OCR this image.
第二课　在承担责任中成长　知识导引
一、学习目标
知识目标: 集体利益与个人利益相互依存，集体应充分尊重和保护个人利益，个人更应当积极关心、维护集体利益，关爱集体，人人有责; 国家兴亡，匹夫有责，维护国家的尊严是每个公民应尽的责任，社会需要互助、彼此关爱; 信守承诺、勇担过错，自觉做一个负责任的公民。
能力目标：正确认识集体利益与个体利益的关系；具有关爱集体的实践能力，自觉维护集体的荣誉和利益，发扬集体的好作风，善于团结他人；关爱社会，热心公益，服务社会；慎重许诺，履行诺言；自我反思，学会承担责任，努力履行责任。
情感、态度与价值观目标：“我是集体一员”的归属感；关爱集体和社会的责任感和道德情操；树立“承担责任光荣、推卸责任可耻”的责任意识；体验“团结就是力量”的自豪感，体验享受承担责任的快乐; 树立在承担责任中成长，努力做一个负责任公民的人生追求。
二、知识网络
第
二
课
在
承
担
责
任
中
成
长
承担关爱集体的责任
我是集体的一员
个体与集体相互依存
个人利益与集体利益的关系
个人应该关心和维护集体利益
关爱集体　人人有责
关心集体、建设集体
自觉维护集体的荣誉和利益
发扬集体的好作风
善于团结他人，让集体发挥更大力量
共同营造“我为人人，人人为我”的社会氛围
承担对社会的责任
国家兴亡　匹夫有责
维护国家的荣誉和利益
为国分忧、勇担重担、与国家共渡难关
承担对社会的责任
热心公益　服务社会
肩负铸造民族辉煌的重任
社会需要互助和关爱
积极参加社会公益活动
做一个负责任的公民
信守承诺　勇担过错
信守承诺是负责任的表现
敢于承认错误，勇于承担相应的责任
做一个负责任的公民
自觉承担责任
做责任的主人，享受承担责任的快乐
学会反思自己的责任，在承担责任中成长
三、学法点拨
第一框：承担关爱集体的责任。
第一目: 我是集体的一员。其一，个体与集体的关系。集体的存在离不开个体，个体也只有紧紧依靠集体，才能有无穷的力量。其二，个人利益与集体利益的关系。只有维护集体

=====

Required task. Print the records once more, exactly as they were given.

Response.
OCR this image.
第二课　在承担责任中成长　知识导引
一、学习目标
知识目标: 集体利益与个人利益相互依存，集体应充分尊重和保护个人利益，个人更应当积极关心、维护集体利益，关爱集体，人人有责; 国家兴亡，匹夫有责，维护国家的尊严是每个公民应尽的责任，社会需要互助、彼此关爱; 信守承诺、勇担过错，自觉做一个负责任的公民。
能力目标：正确认识集体利益与个体利益的关系；具有关爱集体的实践能力，自觉维护集体的荣誉和利益，发扬集体的好作风，善于团结他人；关爱社会，热心公益，服务社会；慎重许诺，履行诺言；自我反思，学会承担责任，努力履行责任。
情感、态度与价值观目标：“我是集体一员”的归属感；关爱集体和社会的责任感和道德情操；树立“承担责任光荣、推卸责任可耻”的责任意识；体验“团结就是力量”的自豪感，体验享受承担责任的快乐; 树立在承担责任中成长，努力做一个负责任公民的人生追求。
二、知识网络
第
二
课
在
承
担
责
任
中
成
长
承担关爱集体的责任
我是集体的一员
个体与集体相互依存
个人利益与集体利益的关系
个人应该关心和维护集体利益
关爱集体　人人有责
关心集体、建设集体
自觉维护集体的荣誉和利益
发扬集体的好作风
善于团结他人，让集体发挥更大力量
共同营造“我为人人，人人为我”的社会氛围
承担对社会的责任
国家兴亡　匹夫有责
维护国家的荣誉和利益
为国分忧、勇担重担、与国家共渡难关
承担对社会的责任
热心公益　服务社会
肩负铸造民族辉煌的重任
社会需要互助和关爱
积极参加社会公益活动
做一个负责任的公民
信守承诺　勇担过错
信守承诺是负责任的表现
敢于承认错误，勇于承担相应的责任
做一个负责任的公民
自觉承担责任
做责任的主人，享受承担责任的快乐
学会反思自己的责任，在承担责任中成长
三、学法点拨
第一框：承担关爱集体的责任。
第一目: 我是集体的一员。其一，个体与集体的关系。集体的存在离不开个体，个体也只有紧紧依靠集体，才能有无穷的力量。其二，个人利益与集体利益的关系。只有维护集体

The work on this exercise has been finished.